-- GIVEN INSTRUCTION --
All of the material below is to be retyped exactly.

-- RECORDS --
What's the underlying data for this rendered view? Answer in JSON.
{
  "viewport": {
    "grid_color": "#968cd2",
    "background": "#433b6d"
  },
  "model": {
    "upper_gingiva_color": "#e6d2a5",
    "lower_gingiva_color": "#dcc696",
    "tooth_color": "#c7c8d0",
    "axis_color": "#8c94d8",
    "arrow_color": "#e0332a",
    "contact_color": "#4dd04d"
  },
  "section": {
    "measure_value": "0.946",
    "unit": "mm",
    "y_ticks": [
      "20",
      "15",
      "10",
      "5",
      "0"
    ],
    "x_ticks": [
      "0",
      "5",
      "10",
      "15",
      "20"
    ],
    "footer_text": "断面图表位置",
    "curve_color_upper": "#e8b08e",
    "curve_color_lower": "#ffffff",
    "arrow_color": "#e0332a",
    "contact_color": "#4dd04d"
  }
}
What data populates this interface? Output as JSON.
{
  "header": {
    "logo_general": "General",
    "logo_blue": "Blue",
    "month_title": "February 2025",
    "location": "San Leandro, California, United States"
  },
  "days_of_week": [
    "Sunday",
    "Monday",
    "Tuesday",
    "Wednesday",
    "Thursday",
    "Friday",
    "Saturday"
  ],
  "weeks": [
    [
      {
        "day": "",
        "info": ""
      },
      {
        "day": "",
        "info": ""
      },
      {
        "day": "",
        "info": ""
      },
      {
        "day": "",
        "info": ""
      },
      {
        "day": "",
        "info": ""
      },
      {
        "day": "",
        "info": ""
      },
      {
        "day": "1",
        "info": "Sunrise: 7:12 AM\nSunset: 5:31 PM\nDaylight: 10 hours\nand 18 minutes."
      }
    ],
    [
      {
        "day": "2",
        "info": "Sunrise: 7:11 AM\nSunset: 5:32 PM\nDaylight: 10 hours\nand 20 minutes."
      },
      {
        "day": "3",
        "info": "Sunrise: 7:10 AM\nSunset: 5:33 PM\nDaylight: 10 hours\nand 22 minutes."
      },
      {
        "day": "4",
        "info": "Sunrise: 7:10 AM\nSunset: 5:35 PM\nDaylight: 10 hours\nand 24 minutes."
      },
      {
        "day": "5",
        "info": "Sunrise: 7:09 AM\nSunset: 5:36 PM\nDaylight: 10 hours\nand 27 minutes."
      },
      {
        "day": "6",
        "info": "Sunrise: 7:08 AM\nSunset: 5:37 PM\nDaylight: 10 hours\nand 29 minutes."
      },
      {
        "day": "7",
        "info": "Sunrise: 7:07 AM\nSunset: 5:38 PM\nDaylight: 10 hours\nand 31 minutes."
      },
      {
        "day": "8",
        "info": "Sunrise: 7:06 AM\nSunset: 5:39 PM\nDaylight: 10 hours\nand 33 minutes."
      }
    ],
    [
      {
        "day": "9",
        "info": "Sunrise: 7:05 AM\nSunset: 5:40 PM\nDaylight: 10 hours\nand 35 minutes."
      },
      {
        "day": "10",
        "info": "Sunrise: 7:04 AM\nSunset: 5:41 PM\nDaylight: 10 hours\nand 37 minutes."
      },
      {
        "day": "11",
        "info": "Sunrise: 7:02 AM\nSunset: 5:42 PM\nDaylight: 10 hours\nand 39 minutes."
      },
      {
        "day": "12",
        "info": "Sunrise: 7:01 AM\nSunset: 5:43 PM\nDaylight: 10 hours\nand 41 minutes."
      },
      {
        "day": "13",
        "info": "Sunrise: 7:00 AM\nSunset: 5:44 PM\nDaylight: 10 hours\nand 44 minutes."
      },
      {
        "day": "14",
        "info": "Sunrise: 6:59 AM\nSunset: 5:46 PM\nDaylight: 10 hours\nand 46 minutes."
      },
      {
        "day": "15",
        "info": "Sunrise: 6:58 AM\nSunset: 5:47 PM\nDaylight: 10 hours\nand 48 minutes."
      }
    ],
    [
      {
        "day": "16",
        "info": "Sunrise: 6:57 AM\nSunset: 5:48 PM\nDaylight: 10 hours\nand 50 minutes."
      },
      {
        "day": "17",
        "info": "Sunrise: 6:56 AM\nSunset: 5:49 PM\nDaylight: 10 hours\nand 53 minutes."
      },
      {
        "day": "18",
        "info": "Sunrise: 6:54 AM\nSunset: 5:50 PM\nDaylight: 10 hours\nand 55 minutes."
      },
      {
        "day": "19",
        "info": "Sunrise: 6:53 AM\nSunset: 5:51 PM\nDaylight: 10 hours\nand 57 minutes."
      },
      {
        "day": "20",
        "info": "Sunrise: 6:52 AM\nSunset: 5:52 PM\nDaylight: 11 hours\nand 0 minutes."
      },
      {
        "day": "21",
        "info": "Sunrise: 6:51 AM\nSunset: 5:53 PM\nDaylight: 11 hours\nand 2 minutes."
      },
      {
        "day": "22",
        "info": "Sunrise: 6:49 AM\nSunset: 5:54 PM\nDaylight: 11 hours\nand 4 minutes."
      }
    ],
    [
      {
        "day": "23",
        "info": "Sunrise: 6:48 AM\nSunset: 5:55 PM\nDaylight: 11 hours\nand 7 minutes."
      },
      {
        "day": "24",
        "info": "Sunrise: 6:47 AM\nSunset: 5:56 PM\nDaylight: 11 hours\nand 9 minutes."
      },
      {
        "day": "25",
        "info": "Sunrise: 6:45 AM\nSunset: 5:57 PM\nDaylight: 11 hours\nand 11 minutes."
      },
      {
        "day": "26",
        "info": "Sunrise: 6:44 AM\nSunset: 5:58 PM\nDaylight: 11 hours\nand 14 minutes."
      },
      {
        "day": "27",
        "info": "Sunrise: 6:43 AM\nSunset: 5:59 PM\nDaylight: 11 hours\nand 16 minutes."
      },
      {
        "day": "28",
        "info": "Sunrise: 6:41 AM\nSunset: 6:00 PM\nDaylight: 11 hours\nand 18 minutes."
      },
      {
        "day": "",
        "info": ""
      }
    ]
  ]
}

-- RESPONSE TO THE TASK --
What's the underlying data for this rendered view? Answer in JSON.
{
  "viewport": {
    "grid_color": "#968cd2",
    "background": "#433b6d"
  },
  "model": {
    "upper_gingiva_color": "#e6d2a5",
    "lower_gingiva_color": "#dcc696",
    "tooth_color": "#c7c8d0",
    "axis_color": "#8c94d8",
    "arrow_color": "#e0332a",
    "contact_color": "#4dd04d"
  },
  "section": {
    "measure_value": "0.946",
    "unit": "mm",
    "y_ticks": [
      "20",
      "15",
      "10",
      "5",
      "0"
    ],
    "x_ticks": [
      "0",
      "5",
      "10",
      "15",
      "20"
    ],
    "footer_text": "断面图表位置",
    "curve_color_upper": "#e8b08e",
    "curve_color_lower": "#ffffff",
    "arrow_color": "#e0332a",
    "contact_color": "#4dd04d"
  }
}
What data populates this interface? Output as JSON.
{
  "header": {
    "logo_general": "General",
    "logo_blue": "Blue",
    "month_title": "February 2025",
    "location": "San Leandro, California, United States"
  },
  "days_of_week": [
    "Sunday",
    "Monday",
    "Tuesday",
    "Wednesday",
    "Thursday",
    "Friday",
    "Saturday"
  ],
  "weeks": [
    [
      {
        "day": "",
        "info": ""
      },
      {
        "day": "",
        "info": ""
      },
      {
        "day": "",
        "info": ""
      },
      {
        "day": "",
        "info": ""
      },
      {
        "day": "",
        "info": ""
      },
      {
        "day": "",
        "info": ""
      },
      {
        "day": "1",
        "info": "Sunrise: 7:12 AM\nSunset: 5:31 PM\nDaylight: 10 hours\nand 18 minutes."
      }
    ],
    [
      {
        "day": "2",
        "info": "Sunrise: 7:11 AM\nSunset: 5:32 PM\nDaylight: 10 hours\nand 20 minutes."
      },
      {
        "day": "3",
        "info": "Sunrise: 7:10 AM\nSunset: 5:33 PM\nDaylight: 10 hours\nand 22 minutes."
      },
      {
        "day": "4",
        "info": "Sunrise: 7:10 AM\nSunset: 5:35 PM\nDaylight: 10 hours\nand 24 minutes."
      },
      {
        "day": "5",
        "info": "Sunrise: 7:09 AM\nSunset: 5:36 PM\nDaylight: 10 hours\nand 27 minutes."
      },
      {
        "day": "6",
        "info": "Sunrise: 7:08 AM\nSunset: 5:37 PM\nDaylight: 10 hours\nand 29 minutes."
      },
      {
        "day": "7",
        "info": "Sunrise: 7:07 AM\nSunset: 5:38 PM\nDaylight: 10 hours\nand 31 minutes."
      },
      {
        "day": "8",
        "info": "Sunrise: 7:06 AM\nSunset: 5:39 PM\nDaylight: 10 hours\nand 33 minutes."
      }
    ],
    [
      {
        "day": "9",
        "info": "Sunrise: 7:05 AM\nSunset: 5:40 PM\nDaylight: 10 hours\nand 35 minutes."
      },
      {
        "day": "10",
        "info": "Sunrise: 7:04 AM\nSunset: 5:41 PM\nDaylight: 10 hours\nand 37 minutes."
      },
      {
        "day": "11",
        "info": "Sunrise: 7:02 AM\nSunset: 5:42 PM\nDaylight: 10 hours\nand 39 minutes."
      },
      {
        "day": "12",
        "info": "Sunrise: 7:01 AM\nSunset: 5:43 PM\nDaylight: 10 hours\nand 41 minutes."
      },
      {
        "day": "13",
        "info": "Sunrise: 7:00 AM\nSunset: 5:44 PM\nDaylight: 10 hours\nand 44 minutes."
      },
      {
        "day": "14",
        "info": "Sunrise: 6:59 AM\nSunset: 5:46 PM\nDaylight: 10 hours\nand 46 minutes."
      },
      {
        "day": "15",
        "info": "Sunrise: 6:58 AM\nSunset: 5:47 PM\nDaylight: 10 hours\nand 48 minutes."
      }
    ],
    [
      {
        "day": "16",
        "info": "Sunrise: 6:57 AM\nSunset: 5:48 PM\nDaylight: 10 hours\nand 50 minutes."
      },
      {
        "day": "17",
        "info": "Sunrise: 6:56 AM\nSunset: 5:49 PM\nDaylight: 10 hours\nand 53 minutes."
      },
      {
        "day": "18",
        "info": "Sunrise: 6:54 AM\nSunset: 5:50 PM\nDaylight: 10 hours\nand 55 minutes."
      },
      {
        "day": "19",
        "info": "Sunrise: 6:53 AM\nSunset: 5:51 PM\nDaylight: 10 hours\nand 57 minutes."
      },
      {
        "day": "20",
        "info": "Sunrise: 6:52 AM\nSunset: 5:52 PM\nDaylight: 11 hours\nand 0 minutes."
      },
      {
        "day": "21",
        "info": "Sunrise: 6:51 AM\nSunset: 5:53 PM\nDaylight: 11 hours\nand 2 minutes."
      },
      {
        "day": "22",
        "info": "Sunrise: 6:49 AM\nSunset: 5:54 PM\nDaylight: 11 hours\nand 4 minutes."
      }
    ],
    [
      {
        "day": "23",
        "info": "Sunrise: 6:48 AM\nSunset: 5:55 PM\nDaylight: 11 hours\nand 7 minutes."
      },
      {
        "day": "24",
        "info": "Sunrise: 6:47 AM\nSunset: 5:56 PM\nDaylight: 11 hours\nand 9 minutes."
      },
      {
        "day": "25",
        "info": "Sunrise: 6:45 AM\nSunset: 5:57 PM\nDaylight: 11 hours\nand 11 minutes."
      },
      {
        "day": "26",
        "info": "Sunrise: 6:44 AM\nSunset: 5:58 PM\nDaylight: 11 hours\nand 14 minutes."
      },
      {
        "day": "27",
        "info": "Sunrise: 6:43 AM\nSunset: 5:59 PM\nDaylight: 11 hours\nand 16 minutes."
      },
      {
        "day": "28",
        "info": "Sunrise: 6:41 AM\nSunset: 6:00 PM\nDaylight: 11 hours\nand 18 minutes."
      },
      {
        "day": "",
        "info": ""
      }
    ]
  ]
}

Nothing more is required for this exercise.